### CHALLENGE
Filter the entries, keeping every line with the word "name".
--- BEGIN RECORDS TO USE ---
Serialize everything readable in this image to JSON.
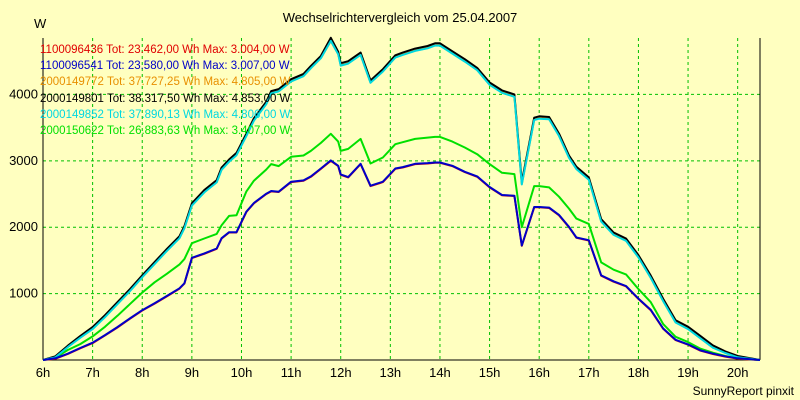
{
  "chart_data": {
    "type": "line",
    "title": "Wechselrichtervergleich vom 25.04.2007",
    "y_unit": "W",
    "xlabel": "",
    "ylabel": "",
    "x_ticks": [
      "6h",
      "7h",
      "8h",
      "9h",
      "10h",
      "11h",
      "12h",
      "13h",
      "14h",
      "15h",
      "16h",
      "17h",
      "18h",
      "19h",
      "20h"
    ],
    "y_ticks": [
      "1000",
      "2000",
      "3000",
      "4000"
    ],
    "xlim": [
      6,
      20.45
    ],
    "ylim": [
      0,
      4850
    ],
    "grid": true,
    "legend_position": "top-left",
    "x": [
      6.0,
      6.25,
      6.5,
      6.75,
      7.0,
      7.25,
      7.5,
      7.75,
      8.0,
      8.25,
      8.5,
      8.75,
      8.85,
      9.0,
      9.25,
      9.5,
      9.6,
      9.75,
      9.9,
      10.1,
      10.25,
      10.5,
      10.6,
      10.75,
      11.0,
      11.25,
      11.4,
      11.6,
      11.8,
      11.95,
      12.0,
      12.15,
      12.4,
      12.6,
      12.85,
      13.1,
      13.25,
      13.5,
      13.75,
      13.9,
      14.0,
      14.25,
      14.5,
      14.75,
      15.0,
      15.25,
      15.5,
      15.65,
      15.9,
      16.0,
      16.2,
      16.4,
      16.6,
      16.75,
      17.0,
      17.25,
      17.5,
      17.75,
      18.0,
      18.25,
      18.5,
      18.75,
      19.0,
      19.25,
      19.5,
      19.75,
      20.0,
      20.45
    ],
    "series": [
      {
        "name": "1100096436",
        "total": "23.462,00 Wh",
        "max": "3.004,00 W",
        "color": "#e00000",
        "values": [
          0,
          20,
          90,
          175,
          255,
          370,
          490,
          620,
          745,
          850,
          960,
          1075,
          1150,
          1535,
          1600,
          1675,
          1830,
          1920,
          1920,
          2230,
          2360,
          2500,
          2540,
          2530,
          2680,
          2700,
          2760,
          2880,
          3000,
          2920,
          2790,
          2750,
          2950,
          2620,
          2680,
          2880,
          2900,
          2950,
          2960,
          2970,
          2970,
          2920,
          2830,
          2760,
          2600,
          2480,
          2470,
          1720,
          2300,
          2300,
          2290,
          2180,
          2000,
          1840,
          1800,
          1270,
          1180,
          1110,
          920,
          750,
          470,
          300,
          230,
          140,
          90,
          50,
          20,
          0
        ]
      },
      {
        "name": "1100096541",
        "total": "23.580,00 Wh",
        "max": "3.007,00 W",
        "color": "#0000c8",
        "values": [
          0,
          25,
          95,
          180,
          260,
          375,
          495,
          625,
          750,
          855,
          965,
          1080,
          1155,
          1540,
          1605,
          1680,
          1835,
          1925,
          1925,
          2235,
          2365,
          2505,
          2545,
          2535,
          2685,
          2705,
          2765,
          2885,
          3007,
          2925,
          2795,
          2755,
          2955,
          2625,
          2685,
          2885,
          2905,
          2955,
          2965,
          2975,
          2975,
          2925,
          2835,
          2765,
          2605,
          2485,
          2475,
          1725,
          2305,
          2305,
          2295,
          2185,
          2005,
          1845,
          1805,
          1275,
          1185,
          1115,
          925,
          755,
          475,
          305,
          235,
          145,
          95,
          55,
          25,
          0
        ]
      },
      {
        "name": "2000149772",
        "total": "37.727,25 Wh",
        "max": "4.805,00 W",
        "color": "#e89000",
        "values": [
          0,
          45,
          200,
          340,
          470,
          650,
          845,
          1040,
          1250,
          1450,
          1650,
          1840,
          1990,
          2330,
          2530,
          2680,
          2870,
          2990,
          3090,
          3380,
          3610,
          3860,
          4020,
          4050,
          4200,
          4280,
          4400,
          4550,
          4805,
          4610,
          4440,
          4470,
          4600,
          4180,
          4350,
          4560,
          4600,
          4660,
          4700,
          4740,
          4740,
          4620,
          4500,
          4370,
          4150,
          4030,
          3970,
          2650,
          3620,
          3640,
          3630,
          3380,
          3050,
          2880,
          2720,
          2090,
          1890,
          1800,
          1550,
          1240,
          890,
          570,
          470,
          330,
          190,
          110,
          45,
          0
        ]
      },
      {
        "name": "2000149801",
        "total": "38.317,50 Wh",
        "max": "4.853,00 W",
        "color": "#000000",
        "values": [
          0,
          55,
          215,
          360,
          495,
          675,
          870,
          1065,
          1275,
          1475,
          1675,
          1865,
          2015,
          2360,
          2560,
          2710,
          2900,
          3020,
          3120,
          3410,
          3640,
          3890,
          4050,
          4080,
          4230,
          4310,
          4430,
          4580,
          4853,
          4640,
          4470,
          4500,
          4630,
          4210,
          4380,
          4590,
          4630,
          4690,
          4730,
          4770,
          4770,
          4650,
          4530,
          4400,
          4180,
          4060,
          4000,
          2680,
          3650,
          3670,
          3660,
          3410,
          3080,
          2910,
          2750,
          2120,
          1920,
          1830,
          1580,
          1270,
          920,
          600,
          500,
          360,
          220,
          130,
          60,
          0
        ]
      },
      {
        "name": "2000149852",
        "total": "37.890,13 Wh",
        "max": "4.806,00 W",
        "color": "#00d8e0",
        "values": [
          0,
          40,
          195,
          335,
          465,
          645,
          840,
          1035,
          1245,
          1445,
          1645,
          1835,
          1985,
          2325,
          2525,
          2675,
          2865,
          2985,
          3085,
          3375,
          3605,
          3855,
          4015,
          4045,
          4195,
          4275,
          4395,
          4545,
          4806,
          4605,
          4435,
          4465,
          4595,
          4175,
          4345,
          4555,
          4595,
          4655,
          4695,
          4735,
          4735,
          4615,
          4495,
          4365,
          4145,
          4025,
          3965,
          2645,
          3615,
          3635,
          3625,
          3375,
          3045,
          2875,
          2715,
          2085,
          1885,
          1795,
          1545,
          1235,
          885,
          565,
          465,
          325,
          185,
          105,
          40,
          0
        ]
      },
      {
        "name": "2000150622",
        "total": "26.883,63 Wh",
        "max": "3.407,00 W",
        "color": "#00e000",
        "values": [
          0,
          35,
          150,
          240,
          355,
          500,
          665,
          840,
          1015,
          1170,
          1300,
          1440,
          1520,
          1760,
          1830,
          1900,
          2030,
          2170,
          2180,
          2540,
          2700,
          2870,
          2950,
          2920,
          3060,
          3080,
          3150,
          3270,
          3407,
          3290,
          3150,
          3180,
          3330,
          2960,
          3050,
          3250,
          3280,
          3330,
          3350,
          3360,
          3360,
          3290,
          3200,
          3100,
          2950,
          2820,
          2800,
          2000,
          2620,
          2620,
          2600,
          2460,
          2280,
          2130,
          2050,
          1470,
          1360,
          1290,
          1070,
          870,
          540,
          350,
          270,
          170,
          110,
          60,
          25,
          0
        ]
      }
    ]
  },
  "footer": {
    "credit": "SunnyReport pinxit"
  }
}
--- END RECORDS TO USE ---
--- BEGIN RECORDS TO USE ---
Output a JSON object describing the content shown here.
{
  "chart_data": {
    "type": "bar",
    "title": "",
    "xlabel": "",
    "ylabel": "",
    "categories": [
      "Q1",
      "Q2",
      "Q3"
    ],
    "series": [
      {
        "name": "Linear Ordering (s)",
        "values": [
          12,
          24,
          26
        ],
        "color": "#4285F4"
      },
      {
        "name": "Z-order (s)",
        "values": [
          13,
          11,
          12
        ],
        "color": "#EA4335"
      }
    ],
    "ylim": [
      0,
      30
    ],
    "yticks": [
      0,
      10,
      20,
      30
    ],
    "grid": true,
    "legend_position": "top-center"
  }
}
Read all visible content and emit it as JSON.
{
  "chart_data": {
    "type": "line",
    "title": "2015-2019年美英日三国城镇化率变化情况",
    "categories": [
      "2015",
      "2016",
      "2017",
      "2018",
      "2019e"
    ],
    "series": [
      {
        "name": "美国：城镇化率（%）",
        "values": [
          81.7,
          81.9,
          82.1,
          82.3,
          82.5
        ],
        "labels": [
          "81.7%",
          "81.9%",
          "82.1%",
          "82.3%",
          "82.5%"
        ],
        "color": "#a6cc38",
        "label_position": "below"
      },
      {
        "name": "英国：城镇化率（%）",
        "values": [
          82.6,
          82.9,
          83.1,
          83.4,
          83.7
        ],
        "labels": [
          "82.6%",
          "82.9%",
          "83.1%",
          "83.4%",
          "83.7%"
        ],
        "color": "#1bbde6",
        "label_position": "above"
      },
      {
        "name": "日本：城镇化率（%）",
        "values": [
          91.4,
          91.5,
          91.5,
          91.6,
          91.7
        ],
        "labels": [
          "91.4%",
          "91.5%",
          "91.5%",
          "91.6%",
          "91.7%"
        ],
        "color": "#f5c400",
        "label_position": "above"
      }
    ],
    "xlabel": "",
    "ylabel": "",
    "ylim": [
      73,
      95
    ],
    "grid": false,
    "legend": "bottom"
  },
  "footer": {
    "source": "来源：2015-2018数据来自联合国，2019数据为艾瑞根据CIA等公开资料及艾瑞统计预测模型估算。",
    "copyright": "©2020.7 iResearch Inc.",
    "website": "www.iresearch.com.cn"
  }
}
--- END RECORDS TO USE ---
### SOLVED PROBLEM
        "name": "1100096436",
        "name": "1100096541",
        "name": "2000149772",
        "name": "2000149801",
        "name": "2000149852",
        "name": "2000150622",
        "name": "Linear Ordering (s)",
        "name": "Z-order (s)",
        "name": "美国：城镇化率（%）",
        "name": "英国：城镇化率（%）",
        "name": "日本：城镇化率（%）",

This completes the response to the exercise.